> _Brief_: Within this material, how many lines have the string "Günther" in them? The answer is a number, with nothing added.
════════
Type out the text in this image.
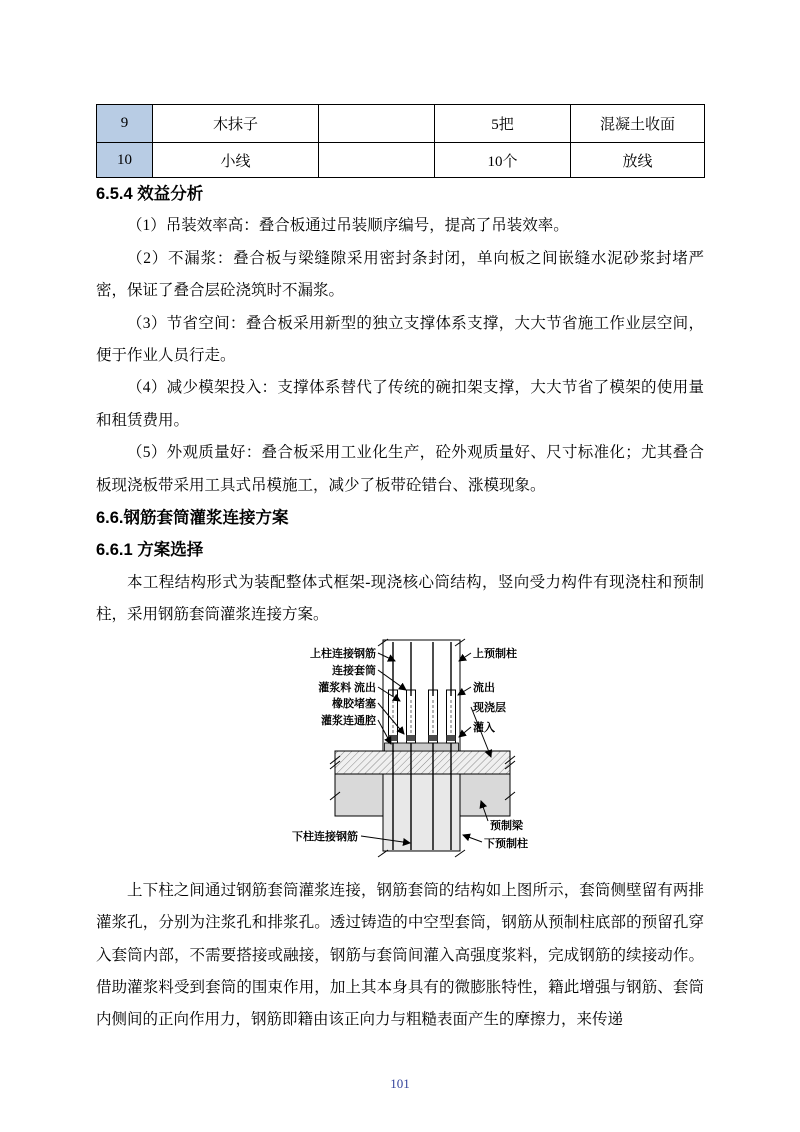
9	木抹子		5把	混凝土收面
10	小线		10个	放线
6.5.4 效益分析

（1）吊装效率高：叠合板通过吊装顺序编号，提高了吊装效率。

（2）不漏浆：叠合板与梁缝隙采用密封条封闭，单向板之间嵌缝水泥砂浆封堵严密，保证了叠合层砼浇筑时不漏浆。

（3）节省空间：叠合板采用新型的独立支撑体系支撑，大大节省施工作业层空间，便于作业人员行走。

（4）减少模架投入：支撑体系替代了传统的碗扣架支撑，大大节省了模架的使用量和租赁费用。

（5）外观质量好：叠合板采用工业化生产，砼外观质量好、尺寸标准化；尤其叠合板现浇板带采用工具式吊模施工，减少了板带砼错台、涨模现象。

6.6.钢筋套筒灌浆连接方案
6.6.1 方案选择

本工程结构形式为装配整体式框架-现浇核心筒结构，竖向受力构件有现浇柱和预制柱，采用钢筋套筒灌浆连接方案。

上柱连接钢筋
连接套筒
灌浆料 流出
橡胶堵塞
灌浆连通腔
上预制柱
流出
现浇层
灌入
下柱连接钢筋
预制梁
下预制柱

上下柱之间通过钢筋套筒灌浆连接，钢筋套筒的结构如上图所示，套筒侧壁留有两排灌浆孔，分别为注浆孔和排浆孔。透过铸造的中空型套筒，钢筋从预制柱底部的预留孔穿入套筒内部，不需要搭接或融接，钢筋与套筒间灌入高强度浆料，完成钢筋的续接动作。借助灌浆料受到套筒的围束作用，加上其本身具有的微膨胀特性，籍此增强与钢筋、套筒内侧间的正向作用力，钢筋即籍由该正向力与粗糙表面产生的摩擦力，来传递

101
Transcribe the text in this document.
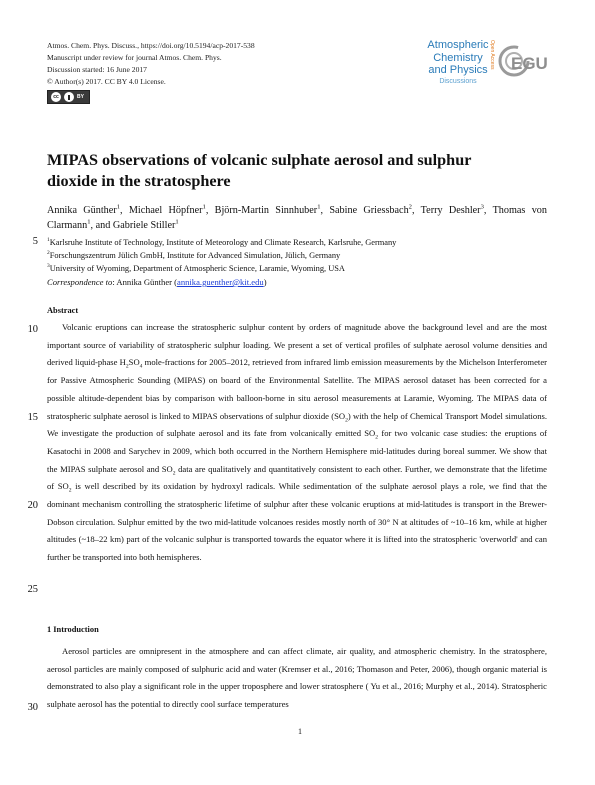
Atmos. Chem. Phys. Discuss., https://doi.org/10.5194/acp-2017-538
Manuscript under review for journal Atmos. Chem. Phys.
Discussion started: 16 June 2017
© Author(s) 2017. CC BY 4.0 License.
cc	BY
Atmospheric
Chemistry
and Physics
Discussions
Open Access EGU
MIPAS observations of volcanic sulphate aerosol and sulphur
dioxide in the stratosphere
Annika Günther$^1$, Michael Höpfner$^1$, Björn-Martin Sinnhuber$^1$, Sabine Griessbach$^2$, Terry Deshler$^3$, Thomas von Clarmann$^1$, and Gabriele Stiller$^1$
$^1$Karlsruhe Institute of Technology, Institute of Meteorology and Climate Research, Karlsruhe, Germany
$^2$Forschungszentrum Jülich GmbH, Institute for Advanced Simulation, Jülich, Germany
$^3$University of Wyoming, Department of Atmospheric Science, Laramie, Wyoming, USA
Correspondence to: Annika Günther (annika.guenther@kit.edu)
Abstract
Volcanic eruptions can increase the stratospheric sulphur content by orders of magnitude above the background level and are the most important source of variability of stratospheric sulphur loading. We present a set of vertical profiles of sulphate aerosol volume densities and derived liquid-phase $H_2SO_4$ mole-fractions for 2005–2012, retrieved from infrared limb emission measurements by the Michelson Interferometer for Passive Atmospheric Sounding (MIPAS) on board of the Environmental Satellite. The MIPAS aerosol dataset has been corrected for a possible altitude-dependent bias by comparison with balloon-borne in situ aerosol measurements at Laramie, Wyoming. The MIPAS data of stratospheric sulphate aerosol is linked to MIPAS observations of sulphur dioxide $(SO_2)$ with the help of Chemical Transport Model simulations. We investigate the production of sulphate aerosol and its fate from volcanically emitted $SO_2$ for two volcanic case studies: the eruptions of Kasatochi in 2008 and Sarychev in 2009, which both occurred in the Northern Hemisphere mid-latitudes during boreal summer. We show that the MIPAS sulphate aerosol and $SO_2$ data are qualitatively and quantitatively consistent to each other. Further, we demonstrate that the lifetime of $SO_2$ is well described by its oxidation by hydroxyl radicals. While sedimentation of the sulphate aerosol plays a role, we find that the dominant mechanism controlling the stratospheric lifetime of sulphur after these volcanic eruptions at mid-latitudes is transport in the Brewer-Dobson circulation. Sulphur emitted by the two mid-latitude volcanoes resides mostly north of 30° N at altitudes of ~10–16 km, while at higher altitudes (~18–22 km) part of the volcanic sulphur is transported towards the equator where it is lifted into the stratospheric 'overworld' and can further be transported into both hemispheres.
1 Introduction
Aerosol particles are omnipresent in the atmosphere and can affect climate, air quality, and atmospheric chemistry. In the stratosphere, aerosol particles are mainly composed of sulphuric acid and water (Kremser et al., 2016; Thomason and Peter, 2006), though organic material is demonstrated to also play a significant role in the upper troposphere and lower stratosphere ( Yu et al., 2016; Murphy et al., 2014). Stratospheric sulphate aerosol has the potential to directly cool surface temperatures
5
10
15
20
25
30
1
════════
> _Answer below_: 2